### WHAT TO DO
Each line that follows is to be retyped exactly.

(Saved entries)
____________
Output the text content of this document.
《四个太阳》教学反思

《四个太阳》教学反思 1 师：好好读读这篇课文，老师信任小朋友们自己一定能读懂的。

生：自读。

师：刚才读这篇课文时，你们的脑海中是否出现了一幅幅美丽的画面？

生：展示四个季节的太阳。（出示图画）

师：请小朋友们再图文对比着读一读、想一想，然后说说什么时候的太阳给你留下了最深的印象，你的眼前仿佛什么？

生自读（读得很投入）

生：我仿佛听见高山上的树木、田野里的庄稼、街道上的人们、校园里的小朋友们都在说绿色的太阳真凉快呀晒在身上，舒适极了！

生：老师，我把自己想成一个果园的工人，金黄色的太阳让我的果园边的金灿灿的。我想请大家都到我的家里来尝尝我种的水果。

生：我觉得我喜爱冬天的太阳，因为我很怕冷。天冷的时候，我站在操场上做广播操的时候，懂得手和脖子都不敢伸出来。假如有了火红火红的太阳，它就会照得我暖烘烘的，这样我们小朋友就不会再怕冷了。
____________
### RESPONSE
Output the text content of this document.
《四个太阳》教学反思

《四个太阳》教学反思 1 师：好好读读这篇课文，老师信任小朋友们自己一定能读懂的。

生：自读。

师：刚才读这篇课文时，你们的脑海中是否出现了一幅幅美丽的画面？

生：展示四个季节的太阳。（出示图画）

师：请小朋友们再图文对比着读一读、想一想，然后说说什么时候的太阳给你留下了最深的印象，你的眼前仿佛什么？

生自读（读得很投入）

生：我仿佛听见高山上的树木、田野里的庄稼、街道上的人们、校园里的小朋友们都在说绿色的太阳真凉快呀晒在身上，舒适极了！

生：老师，我把自己想成一个果园的工人，金黄色的太阳让我的果园边的金灿灿的。我想请大家都到我的家里来尝尝我种的水果。

生：我觉得我喜爱冬天的太阳，因为我很怕冷。天冷的时候，我站在操场上做广播操的时候，懂得手和脖子都不敢伸出来。假如有了火红火红的太阳，它就会照得我暖烘烘的，这样我们小朋友就不会再怕冷了。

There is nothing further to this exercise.